(Collected data)
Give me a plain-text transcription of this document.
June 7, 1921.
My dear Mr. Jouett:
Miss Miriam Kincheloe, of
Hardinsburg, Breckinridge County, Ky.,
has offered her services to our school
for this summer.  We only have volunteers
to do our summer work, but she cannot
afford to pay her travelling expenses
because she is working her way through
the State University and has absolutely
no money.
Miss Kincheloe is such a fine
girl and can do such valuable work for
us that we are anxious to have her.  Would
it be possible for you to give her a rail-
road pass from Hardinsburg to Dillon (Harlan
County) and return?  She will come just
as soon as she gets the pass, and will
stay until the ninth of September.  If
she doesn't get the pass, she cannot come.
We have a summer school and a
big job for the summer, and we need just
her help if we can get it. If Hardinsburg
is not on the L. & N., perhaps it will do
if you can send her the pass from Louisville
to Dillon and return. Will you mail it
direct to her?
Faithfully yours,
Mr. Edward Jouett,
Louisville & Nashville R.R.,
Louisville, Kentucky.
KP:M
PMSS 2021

- _Instructions for the task_: Write out the full listing exactly as given.

- _Worked answer_:
Give me a plain-text transcription of this document.
June 7, 1921.
My dear Mr. Jouett:
Miss Miriam Kincheloe, of
Hardinsburg, Breckinridge County, Ky.,
has offered her services to our school
for this summer.  We only have volunteers
to do our summer work, but she cannot
afford to pay her travelling expenses
because she is working her way through
the State University and has absolutely
no money.
Miss Kincheloe is such a fine
girl and can do such valuable work for
us that we are anxious to have her.  Would
it be possible for you to give her a rail-
road pass from Hardinsburg to Dillon (Harlan
County) and return?  She will come just
as soon as she gets the pass, and will
stay until the ninth of September.  If
she doesn't get the pass, she cannot come.
We have a summer school and a
big job for the summer, and we need just
her help if we can get it. If Hardinsburg
is not on the L. & N., perhaps it will do
if you can send her the pass from Louisville
to Dillon and return. Will you mail it
direct to her?
Faithfully yours,
Mr. Edward Jouett,
Louisville & Nashville R.R.,
Louisville, Kentucky.
KP:M
PMSS 2021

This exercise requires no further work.